--- SHORT EXERCISE ---
Please print the full listing exactly.

--- Stored data ---
★ ★ ★ ★ ★

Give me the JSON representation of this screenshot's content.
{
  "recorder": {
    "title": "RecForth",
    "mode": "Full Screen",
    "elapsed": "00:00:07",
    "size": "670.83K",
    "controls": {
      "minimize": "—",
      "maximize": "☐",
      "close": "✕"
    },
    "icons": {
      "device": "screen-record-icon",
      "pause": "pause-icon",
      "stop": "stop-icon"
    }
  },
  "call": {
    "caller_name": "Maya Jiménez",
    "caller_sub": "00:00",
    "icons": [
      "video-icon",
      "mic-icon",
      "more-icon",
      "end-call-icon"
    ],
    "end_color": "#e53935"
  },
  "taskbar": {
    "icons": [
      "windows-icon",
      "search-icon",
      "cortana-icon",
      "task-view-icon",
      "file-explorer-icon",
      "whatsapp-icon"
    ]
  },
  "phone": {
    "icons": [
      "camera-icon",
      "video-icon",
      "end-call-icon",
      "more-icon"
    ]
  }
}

★ ★ ★ ★ ★

--- REPLY TO THE TASK ---
Give me the JSON representation of this screenshot's content.
{
  "recorder": {
    "title": "RecForth",
    "mode": "Full Screen",
    "elapsed": "00:00:07",
    "size": "670.83K",
    "controls": {
      "minimize": "—",
      "maximize": "☐",
      "close": "✕"
    },
    "icons": {
      "device": "screen-record-icon",
      "pause": "pause-icon",
      "stop": "stop-icon"
    }
  },
  "call": {
    "caller_name": "Maya Jiménez",
    "caller_sub": "00:00",
    "icons": [
      "video-icon",
      "mic-icon",
      "more-icon",
      "end-call-icon"
    ],
    "end_color": "#e53935"
  },
  "taskbar": {
    "icons": [
      "windows-icon",
      "search-icon",
      "cortana-icon",
      "task-view-icon",
      "file-explorer-icon",
      "whatsapp-icon"
    ]
  },
  "phone": {
    "icons": [
      "camera-icon",
      "video-icon",
      "end-call-icon",
      "more-icon"
    ]
  }
}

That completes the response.